Locate the lines of the listing below that hold "name", then copy each of them.

◆ ◆ ◆ ◆ ◆ ◆ ◆

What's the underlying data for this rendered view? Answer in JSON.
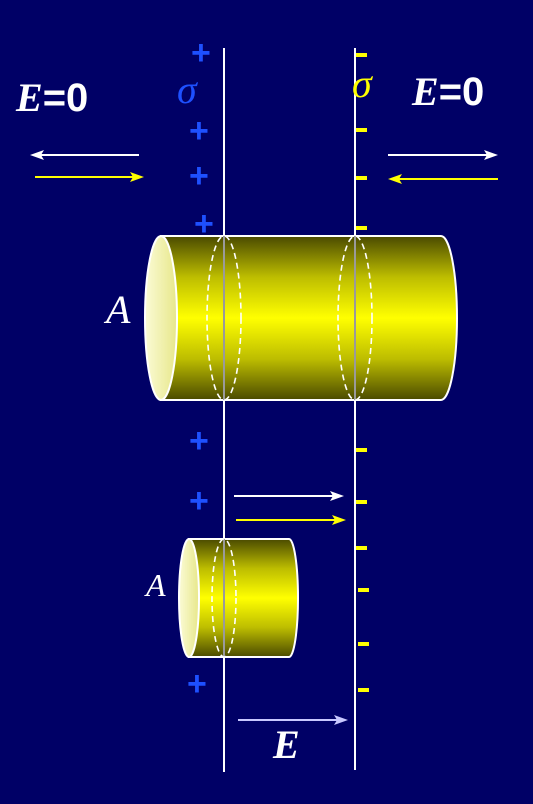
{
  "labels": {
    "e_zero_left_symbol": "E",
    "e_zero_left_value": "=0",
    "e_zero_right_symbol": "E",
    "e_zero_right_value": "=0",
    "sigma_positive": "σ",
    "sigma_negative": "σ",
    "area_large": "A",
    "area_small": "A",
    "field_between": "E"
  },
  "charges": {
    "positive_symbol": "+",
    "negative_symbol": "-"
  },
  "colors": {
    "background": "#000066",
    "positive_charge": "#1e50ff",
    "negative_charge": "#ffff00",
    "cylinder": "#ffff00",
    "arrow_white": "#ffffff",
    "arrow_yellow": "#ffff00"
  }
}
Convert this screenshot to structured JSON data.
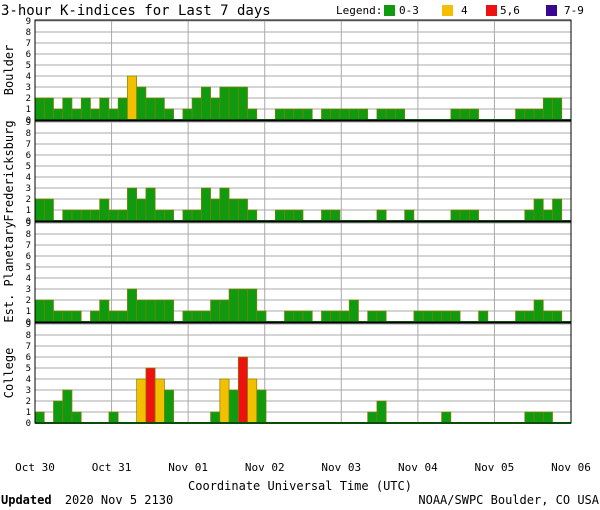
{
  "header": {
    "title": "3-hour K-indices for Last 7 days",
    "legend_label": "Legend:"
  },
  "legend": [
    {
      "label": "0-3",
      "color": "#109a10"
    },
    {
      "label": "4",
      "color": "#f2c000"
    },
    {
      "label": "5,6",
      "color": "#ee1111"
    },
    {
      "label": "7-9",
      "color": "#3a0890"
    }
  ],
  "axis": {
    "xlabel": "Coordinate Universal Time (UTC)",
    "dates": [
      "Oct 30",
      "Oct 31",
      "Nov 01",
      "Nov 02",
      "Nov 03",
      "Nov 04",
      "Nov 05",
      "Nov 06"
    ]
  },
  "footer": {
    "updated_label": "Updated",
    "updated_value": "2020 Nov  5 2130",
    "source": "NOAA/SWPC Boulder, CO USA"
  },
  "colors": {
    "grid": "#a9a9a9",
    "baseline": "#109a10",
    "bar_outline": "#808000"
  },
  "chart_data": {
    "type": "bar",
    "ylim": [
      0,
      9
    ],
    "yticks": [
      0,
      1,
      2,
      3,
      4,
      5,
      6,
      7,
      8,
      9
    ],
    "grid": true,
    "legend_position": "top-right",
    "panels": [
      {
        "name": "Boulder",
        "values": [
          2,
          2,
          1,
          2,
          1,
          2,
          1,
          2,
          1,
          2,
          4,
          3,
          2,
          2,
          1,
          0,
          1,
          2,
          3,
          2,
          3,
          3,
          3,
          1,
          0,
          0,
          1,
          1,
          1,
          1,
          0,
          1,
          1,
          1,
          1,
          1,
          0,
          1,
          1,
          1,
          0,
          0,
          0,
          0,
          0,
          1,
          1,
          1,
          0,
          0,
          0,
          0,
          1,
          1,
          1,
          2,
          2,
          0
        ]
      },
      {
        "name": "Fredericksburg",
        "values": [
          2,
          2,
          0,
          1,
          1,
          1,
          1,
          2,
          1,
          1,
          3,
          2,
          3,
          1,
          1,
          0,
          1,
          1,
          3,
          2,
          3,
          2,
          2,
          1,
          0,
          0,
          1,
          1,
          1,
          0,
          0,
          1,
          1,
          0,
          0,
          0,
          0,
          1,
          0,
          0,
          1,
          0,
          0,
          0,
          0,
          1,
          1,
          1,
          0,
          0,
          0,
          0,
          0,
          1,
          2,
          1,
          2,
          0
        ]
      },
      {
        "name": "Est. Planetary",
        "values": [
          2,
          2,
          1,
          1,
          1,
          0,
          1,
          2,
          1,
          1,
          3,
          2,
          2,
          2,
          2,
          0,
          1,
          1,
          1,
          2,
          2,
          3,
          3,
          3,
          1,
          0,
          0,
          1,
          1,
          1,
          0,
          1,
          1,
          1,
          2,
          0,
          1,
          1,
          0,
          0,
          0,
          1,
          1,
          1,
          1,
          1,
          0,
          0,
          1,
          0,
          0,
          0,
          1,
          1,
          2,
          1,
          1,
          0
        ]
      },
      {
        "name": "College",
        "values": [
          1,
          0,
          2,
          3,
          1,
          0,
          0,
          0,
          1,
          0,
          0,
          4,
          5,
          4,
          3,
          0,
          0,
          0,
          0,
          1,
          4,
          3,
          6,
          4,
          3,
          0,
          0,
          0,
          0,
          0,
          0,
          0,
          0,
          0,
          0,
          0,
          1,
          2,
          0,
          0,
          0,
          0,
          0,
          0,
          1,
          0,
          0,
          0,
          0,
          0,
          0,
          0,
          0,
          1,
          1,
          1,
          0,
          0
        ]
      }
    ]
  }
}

◆ ◆ ◆ ◆ ◆ ◆ ◆

Task output
        "name": "Boulder",
        "name": "Fredericksburg",
        "name": "Est. Planetary",
        "name": "College",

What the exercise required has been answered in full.